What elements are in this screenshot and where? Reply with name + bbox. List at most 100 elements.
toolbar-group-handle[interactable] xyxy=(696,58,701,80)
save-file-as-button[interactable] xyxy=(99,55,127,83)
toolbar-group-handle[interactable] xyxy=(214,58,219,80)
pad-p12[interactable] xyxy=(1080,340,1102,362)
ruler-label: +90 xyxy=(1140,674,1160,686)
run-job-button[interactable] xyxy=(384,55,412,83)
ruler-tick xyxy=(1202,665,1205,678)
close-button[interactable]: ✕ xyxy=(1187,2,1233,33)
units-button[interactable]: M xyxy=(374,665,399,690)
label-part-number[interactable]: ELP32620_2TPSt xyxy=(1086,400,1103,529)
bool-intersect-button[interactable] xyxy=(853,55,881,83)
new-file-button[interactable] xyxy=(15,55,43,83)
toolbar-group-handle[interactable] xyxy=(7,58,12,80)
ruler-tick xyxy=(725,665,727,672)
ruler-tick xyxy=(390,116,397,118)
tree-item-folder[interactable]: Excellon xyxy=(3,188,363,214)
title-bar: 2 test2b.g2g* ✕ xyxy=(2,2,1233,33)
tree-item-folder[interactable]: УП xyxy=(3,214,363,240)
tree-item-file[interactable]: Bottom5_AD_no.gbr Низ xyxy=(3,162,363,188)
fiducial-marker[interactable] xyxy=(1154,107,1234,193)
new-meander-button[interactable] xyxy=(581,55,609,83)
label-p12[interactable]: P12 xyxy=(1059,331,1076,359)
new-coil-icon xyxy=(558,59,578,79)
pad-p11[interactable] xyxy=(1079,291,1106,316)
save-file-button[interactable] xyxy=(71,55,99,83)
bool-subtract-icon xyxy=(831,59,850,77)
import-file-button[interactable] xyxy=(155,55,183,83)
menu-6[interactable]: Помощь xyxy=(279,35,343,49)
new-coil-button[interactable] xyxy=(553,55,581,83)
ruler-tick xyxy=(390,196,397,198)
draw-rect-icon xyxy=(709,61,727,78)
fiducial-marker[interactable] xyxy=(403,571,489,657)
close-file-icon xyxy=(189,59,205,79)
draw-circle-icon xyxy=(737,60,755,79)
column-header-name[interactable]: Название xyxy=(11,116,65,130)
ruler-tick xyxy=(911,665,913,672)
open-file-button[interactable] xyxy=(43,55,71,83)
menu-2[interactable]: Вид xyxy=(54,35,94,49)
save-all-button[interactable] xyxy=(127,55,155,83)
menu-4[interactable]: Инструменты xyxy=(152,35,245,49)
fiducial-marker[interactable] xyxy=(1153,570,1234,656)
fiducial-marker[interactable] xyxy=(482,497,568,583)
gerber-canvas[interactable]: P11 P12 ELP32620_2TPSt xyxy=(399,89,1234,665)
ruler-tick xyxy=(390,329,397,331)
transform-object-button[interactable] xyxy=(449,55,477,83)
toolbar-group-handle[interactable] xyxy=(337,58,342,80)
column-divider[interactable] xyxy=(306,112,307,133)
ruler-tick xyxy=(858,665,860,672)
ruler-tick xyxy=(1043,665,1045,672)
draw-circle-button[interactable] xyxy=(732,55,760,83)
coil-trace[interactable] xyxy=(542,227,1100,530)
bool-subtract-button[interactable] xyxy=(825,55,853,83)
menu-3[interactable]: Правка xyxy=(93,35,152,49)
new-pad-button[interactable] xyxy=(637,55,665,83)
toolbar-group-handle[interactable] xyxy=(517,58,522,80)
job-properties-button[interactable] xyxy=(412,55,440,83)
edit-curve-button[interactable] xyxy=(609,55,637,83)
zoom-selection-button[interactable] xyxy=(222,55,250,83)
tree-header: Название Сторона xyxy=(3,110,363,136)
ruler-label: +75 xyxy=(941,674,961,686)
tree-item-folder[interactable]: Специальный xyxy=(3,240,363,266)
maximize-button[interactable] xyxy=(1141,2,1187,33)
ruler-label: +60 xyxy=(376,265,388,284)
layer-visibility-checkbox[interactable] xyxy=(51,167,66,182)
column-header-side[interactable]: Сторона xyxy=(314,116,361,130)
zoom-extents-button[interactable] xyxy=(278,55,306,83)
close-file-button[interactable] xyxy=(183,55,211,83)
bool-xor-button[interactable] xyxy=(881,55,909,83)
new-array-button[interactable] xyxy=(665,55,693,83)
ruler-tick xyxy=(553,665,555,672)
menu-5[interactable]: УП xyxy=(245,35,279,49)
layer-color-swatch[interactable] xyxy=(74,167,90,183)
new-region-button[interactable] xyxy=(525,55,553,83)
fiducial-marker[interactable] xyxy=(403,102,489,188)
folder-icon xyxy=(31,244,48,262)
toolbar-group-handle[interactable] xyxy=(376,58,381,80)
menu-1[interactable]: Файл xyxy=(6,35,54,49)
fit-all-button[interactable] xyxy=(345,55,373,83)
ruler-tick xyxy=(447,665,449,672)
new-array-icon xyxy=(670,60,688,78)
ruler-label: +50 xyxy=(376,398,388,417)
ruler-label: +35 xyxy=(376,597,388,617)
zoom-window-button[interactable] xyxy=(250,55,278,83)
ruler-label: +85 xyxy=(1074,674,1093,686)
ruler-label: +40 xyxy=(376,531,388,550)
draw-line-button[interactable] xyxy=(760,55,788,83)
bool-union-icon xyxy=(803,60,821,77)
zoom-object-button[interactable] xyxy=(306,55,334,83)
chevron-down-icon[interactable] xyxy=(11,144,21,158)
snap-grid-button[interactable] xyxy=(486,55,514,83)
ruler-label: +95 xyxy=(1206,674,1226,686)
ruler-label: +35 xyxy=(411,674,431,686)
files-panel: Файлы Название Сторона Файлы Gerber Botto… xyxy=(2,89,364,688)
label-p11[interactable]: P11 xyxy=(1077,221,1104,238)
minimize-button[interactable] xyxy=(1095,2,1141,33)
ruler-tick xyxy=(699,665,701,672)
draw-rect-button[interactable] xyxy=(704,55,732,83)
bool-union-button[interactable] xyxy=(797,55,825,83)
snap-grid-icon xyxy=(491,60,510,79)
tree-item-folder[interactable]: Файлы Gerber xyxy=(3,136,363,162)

What the task requires: Please rewrite the data from its first line through the line containing "close-button[interactable]: ✕ xyxy=(1187,2,1233,33)", changing "run-job-button" to "start-job-button" and keeping everything else the same. Give only those lines.

Expected output:
What elements are in this screenshot and where? Reply with name + bbox. List at most 100 elements.
toolbar-group-handle[interactable] xyxy=(696,58,701,80)
save-file-as-button[interactable] xyxy=(99,55,127,83)
toolbar-group-handle[interactable] xyxy=(214,58,219,80)
pad-p12[interactable] xyxy=(1080,340,1102,362)
ruler-label: +90 xyxy=(1140,674,1160,686)
start-job-button[interactable] xyxy=(384,55,412,83)
ruler-tick xyxy=(1202,665,1205,678)
close-button[interactable]: ✕ xyxy=(1187,2,1233,33)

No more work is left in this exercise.